**Exercise objective**: The records that follow must be repeated verbatim, every one of them.

**Dataset rows about figures**:
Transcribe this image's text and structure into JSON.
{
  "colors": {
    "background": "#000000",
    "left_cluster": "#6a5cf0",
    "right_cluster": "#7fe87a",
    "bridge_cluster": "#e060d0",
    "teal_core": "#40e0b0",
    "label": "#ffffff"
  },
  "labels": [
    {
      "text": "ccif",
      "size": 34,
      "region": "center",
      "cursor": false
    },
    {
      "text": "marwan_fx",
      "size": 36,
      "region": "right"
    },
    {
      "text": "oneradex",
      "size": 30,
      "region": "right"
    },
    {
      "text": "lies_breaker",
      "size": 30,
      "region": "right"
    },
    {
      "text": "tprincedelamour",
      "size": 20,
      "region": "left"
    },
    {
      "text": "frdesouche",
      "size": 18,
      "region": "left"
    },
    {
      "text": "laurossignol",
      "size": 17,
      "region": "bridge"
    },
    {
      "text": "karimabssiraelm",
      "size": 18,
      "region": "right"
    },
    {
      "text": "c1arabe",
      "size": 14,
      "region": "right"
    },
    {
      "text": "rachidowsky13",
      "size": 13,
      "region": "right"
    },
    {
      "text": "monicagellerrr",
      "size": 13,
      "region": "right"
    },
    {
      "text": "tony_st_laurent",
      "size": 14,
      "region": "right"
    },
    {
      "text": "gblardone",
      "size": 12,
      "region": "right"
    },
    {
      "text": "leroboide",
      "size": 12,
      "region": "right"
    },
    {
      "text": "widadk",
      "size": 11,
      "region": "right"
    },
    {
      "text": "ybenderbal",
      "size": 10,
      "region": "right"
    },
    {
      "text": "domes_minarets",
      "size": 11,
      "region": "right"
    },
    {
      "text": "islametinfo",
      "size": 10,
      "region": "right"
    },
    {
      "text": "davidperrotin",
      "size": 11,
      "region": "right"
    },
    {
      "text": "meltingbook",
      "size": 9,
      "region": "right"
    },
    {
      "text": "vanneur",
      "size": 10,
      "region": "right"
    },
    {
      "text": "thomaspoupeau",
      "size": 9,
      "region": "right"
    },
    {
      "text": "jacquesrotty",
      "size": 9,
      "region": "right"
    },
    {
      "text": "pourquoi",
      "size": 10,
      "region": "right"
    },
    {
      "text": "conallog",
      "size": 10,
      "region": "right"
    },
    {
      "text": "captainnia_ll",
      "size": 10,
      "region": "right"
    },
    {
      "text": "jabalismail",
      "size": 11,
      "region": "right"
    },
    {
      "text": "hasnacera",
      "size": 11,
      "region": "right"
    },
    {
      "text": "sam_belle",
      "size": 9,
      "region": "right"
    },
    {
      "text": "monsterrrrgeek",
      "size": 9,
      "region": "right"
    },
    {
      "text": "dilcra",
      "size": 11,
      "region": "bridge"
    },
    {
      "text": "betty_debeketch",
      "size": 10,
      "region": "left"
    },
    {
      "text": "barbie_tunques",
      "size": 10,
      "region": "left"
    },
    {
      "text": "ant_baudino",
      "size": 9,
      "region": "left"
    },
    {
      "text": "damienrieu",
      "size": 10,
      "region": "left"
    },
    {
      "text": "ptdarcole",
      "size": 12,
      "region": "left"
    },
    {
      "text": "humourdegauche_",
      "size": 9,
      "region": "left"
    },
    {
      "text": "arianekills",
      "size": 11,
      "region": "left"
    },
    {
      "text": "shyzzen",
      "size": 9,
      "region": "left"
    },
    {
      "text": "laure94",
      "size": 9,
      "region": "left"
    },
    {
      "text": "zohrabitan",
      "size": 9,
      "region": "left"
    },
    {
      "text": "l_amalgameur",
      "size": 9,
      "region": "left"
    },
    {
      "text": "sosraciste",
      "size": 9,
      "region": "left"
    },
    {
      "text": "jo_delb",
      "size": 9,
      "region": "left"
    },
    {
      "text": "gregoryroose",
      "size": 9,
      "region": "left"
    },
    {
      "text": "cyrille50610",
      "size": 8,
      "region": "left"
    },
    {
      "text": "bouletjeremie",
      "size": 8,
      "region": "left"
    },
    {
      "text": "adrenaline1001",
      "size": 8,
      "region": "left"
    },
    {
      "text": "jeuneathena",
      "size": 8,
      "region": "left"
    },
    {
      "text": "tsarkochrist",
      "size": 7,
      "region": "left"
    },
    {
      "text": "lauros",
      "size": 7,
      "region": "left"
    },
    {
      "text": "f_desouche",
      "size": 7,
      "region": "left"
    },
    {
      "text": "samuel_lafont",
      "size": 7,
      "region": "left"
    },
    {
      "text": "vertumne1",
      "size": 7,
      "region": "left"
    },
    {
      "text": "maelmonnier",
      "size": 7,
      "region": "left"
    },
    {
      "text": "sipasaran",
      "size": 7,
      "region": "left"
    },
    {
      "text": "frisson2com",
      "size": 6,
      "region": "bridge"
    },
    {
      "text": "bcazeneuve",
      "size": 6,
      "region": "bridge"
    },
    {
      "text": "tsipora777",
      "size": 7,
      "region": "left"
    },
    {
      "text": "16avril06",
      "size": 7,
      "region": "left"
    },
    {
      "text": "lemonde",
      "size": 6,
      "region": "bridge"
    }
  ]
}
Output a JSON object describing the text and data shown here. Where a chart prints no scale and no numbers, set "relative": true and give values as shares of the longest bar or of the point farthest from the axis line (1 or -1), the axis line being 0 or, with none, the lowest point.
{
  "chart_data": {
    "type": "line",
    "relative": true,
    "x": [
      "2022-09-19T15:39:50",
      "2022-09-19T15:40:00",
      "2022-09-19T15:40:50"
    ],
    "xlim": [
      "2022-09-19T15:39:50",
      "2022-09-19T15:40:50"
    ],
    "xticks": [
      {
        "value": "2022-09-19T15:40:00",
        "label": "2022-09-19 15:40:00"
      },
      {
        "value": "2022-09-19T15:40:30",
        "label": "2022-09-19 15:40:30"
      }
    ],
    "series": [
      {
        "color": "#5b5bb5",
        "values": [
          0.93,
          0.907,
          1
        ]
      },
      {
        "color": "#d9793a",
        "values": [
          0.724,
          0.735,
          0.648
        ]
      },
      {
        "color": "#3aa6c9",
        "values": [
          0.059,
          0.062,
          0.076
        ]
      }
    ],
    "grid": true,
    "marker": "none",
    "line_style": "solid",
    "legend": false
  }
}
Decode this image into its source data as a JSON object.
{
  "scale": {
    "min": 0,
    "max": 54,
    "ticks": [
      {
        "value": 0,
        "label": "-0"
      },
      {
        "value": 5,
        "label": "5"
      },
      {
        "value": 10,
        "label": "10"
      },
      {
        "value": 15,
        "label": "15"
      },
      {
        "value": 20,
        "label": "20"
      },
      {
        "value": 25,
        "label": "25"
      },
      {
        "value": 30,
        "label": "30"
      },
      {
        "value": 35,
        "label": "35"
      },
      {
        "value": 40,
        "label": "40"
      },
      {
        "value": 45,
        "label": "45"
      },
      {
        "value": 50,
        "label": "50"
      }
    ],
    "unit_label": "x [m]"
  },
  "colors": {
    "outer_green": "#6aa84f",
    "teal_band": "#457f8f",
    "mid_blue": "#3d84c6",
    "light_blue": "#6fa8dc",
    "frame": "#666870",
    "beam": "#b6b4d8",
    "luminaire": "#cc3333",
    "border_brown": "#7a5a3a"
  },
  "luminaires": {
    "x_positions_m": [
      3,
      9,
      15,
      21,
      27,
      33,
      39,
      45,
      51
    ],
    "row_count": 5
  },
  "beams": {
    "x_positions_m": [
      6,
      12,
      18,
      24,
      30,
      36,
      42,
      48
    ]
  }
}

**Full solution**:
Transcribe this image's text and structure into JSON.
{
  "colors": {
    "background": "#000000",
    "left_cluster": "#6a5cf0",
    "right_cluster": "#7fe87a",
    "bridge_cluster": "#e060d0",
    "teal_core": "#40e0b0",
    "label": "#ffffff"
  },
  "labels": [
    {
      "text": "ccif",
      "size": 34,
      "region": "center",
      "cursor": false
    },
    {
      "text": "marwan_fx",
      "size": 36,
      "region": "right"
    },
    {
      "text": "oneradex",
      "size": 30,
      "region": "right"
    },
    {
      "text": "lies_breaker",
      "size": 30,
      "region": "right"
    },
    {
      "text": "tprincedelamour",
      "size": 20,
      "region": "left"
    },
    {
      "text": "frdesouche",
      "size": 18,
      "region": "left"
    },
    {
      "text": "laurossignol",
      "size": 17,
      "region": "bridge"
    },
    {
      "text": "karimabssiraelm",
      "size": 18,
      "region": "right"
    },
    {
      "text": "c1arabe",
      "size": 14,
      "region": "right"
    },
    {
      "text": "rachidowsky13",
      "size": 13,
      "region": "right"
    },
    {
      "text": "monicagellerrr",
      "size": 13,
      "region": "right"
    },
    {
      "text": "tony_st_laurent",
      "size": 14,
      "region": "right"
    },
    {
      "text": "gblardone",
      "size": 12,
      "region": "right"
    },
    {
      "text": "leroboide",
      "size": 12,
      "region": "right"
    },
    {
      "text": "widadk",
      "size": 11,
      "region": "right"
    },
    {
      "text": "ybenderbal",
      "size": 10,
      "region": "right"
    },
    {
      "text": "domes_minarets",
      "size": 11,
      "region": "right"
    },
    {
      "text": "islametinfo",
      "size": 10,
      "region": "right"
    },
    {
      "text": "davidperrotin",
      "size": 11,
      "region": "right"
    },
    {
      "text": "meltingbook",
      "size": 9,
      "region": "right"
    },
    {
      "text": "vanneur",
      "size": 10,
      "region": "right"
    },
    {
      "text": "thomaspoupeau",
      "size": 9,
      "region": "right"
    },
    {
      "text": "jacquesrotty",
      "size": 9,
      "region": "right"
    },
    {
      "text": "pourquoi",
      "size": 10,
      "region": "right"
    },
    {
      "text": "conallog",
      "size": 10,
      "region": "right"
    },
    {
      "text": "captainnia_ll",
      "size": 10,
      "region": "right"
    },
    {
      "text": "jabalismail",
      "size": 11,
      "region": "right"
    },
    {
      "text": "hasnacera",
      "size": 11,
      "region": "right"
    },
    {
      "text": "sam_belle",
      "size": 9,
      "region": "right"
    },
    {
      "text": "monsterrrrgeek",
      "size": 9,
      "region": "right"
    },
    {
      "text": "dilcra",
      "size": 11,
      "region": "bridge"
    },
    {
      "text": "betty_debeketch",
      "size": 10,
      "region": "left"
    },
    {
      "text": "barbie_tunques",
      "size": 10,
      "region": "left"
    },
    {
      "text": "ant_baudino",
      "size": 9,
      "region": "left"
    },
    {
      "text": "damienrieu",
      "size": 10,
      "region": "left"
    },
    {
      "text": "ptdarcole",
      "size": 12,
      "region": "left"
    },
    {
      "text": "humourdegauche_",
      "size": 9,
      "region": "left"
    },
    {
      "text": "arianekills",
      "size": 11,
      "region": "left"
    },
    {
      "text": "shyzzen",
      "size": 9,
      "region": "left"
    },
    {
      "text": "laure94",
      "size": 9,
      "region": "left"
    },
    {
      "text": "zohrabitan",
      "size": 9,
      "region": "left"
    },
    {
      "text": "l_amalgameur",
      "size": 9,
      "region": "left"
    },
    {
      "text": "sosraciste",
      "size": 9,
      "region": "left"
    },
    {
      "text": "jo_delb",
      "size": 9,
      "region": "left"
    },
    {
      "text": "gregoryroose",
      "size": 9,
      "region": "left"
    },
    {
      "text": "cyrille50610",
      "size": 8,
      "region": "left"
    },
    {
      "text": "bouletjeremie",
      "size": 8,
      "region": "left"
    },
    {
      "text": "adrenaline1001",
      "size": 8,
      "region": "left"
    },
    {
      "text": "jeuneathena",
      "size": 8,
      "region": "left"
    },
    {
      "text": "tsarkochrist",
      "size": 7,
      "region": "left"
    },
    {
      "text": "lauros",
      "size": 7,
      "region": "left"
    },
    {
      "text": "f_desouche",
      "size": 7,
      "region": "left"
    },
    {
      "text": "samuel_lafont",
      "size": 7,
      "region": "left"
    },
    {
      "text": "vertumne1",
      "size": 7,
      "region": "left"
    },
    {
      "text": "maelmonnier",
      "size": 7,
      "region": "left"
    },
    {
      "text": "sipasaran",
      "size": 7,
      "region": "left"
    },
    {
      "text": "frisson2com",
      "size": 6,
      "region": "bridge"
    },
    {
      "text": "bcazeneuve",
      "size": 6,
      "region": "bridge"
    },
    {
      "text": "tsipora777",
      "size": 7,
      "region": "left"
    },
    {
      "text": "16avril06",
      "size": 7,
      "region": "left"
    },
    {
      "text": "lemonde",
      "size": 6,
      "region": "bridge"
    }
  ]
}
Output a JSON object describing the text and data shown here. Where a chart prints no scale and no numbers, set "relative": true and give values as shares of the longest bar or of the point farthest from the axis line (1 or -1), the axis line being 0 or, with none, the lowest point.
{
  "chart_data": {
    "type": "line",
    "relative": true,
    "x": [
      "2022-09-19T15:39:50",
      "2022-09-19T15:40:00",
      "2022-09-19T15:40:50"
    ],
    "xlim": [
      "2022-09-19T15:39:50",
      "2022-09-19T15:40:50"
    ],
    "xticks": [
      {
        "value": "2022-09-19T15:40:00",
        "label": "2022-09-19 15:40:00"
      },
      {
        "value": "2022-09-19T15:40:30",
        "label": "2022-09-19 15:40:30"
      }
    ],
    "series": [
      {
        "color": "#5b5bb5",
        "values": [
          0.93,
          0.907,
          1
        ]
      },
      {
        "color": "#d9793a",
        "values": [
          0.724,
          0.735,
          0.648
        ]
      },
      {
        "color": "#3aa6c9",
        "values": [
          0.059,
          0.062,
          0.076
        ]
      }
    ],
    "grid": true,
    "marker": "none",
    "line_style": "solid",
    "legend": false
  }
}
Decode this image into its source data as a JSON object.
{
  "scale": {
    "min": 0,
    "max": 54,
    "ticks": [
      {
        "value": 0,
        "label": "-0"
      },
      {
        "value": 5,
        "label": "5"
      },
      {
        "value": 10,
        "label": "10"
      },
      {
        "value": 15,
        "label": "15"
      },
      {
        "value": 20,
        "label": "20"
      },
      {
        "value": 25,
        "label": "25"
      },
      {
        "value": 30,
        "label": "30"
      },
      {
        "value": 35,
        "label": "35"
      },
      {
        "value": 40,
        "label": "40"
      },
      {
        "value": 45,
        "label": "45"
      },
      {
        "value": 50,
        "label": "50"
      }
    ],
    "unit_label": "x [m]"
  },
  "colors": {
    "outer_green": "#6aa84f",
    "teal_band": "#457f8f",
    "mid_blue": "#3d84c6",
    "light_blue": "#6fa8dc",
    "frame": "#666870",
    "beam": "#b6b4d8",
    "luminaire": "#cc3333",
    "border_brown": "#7a5a3a"
  },
  "luminaires": {
    "x_positions_m": [
      3,
      9,
      15,
      21,
      27,
      33,
      39,
      45,
      51
    ],
    "row_count": 5
  },
  "beams": {
    "x_positions_m": [
      6,
      12,
      18,
      24,
      30,
      36,
      42,
      48
    ]
  }
}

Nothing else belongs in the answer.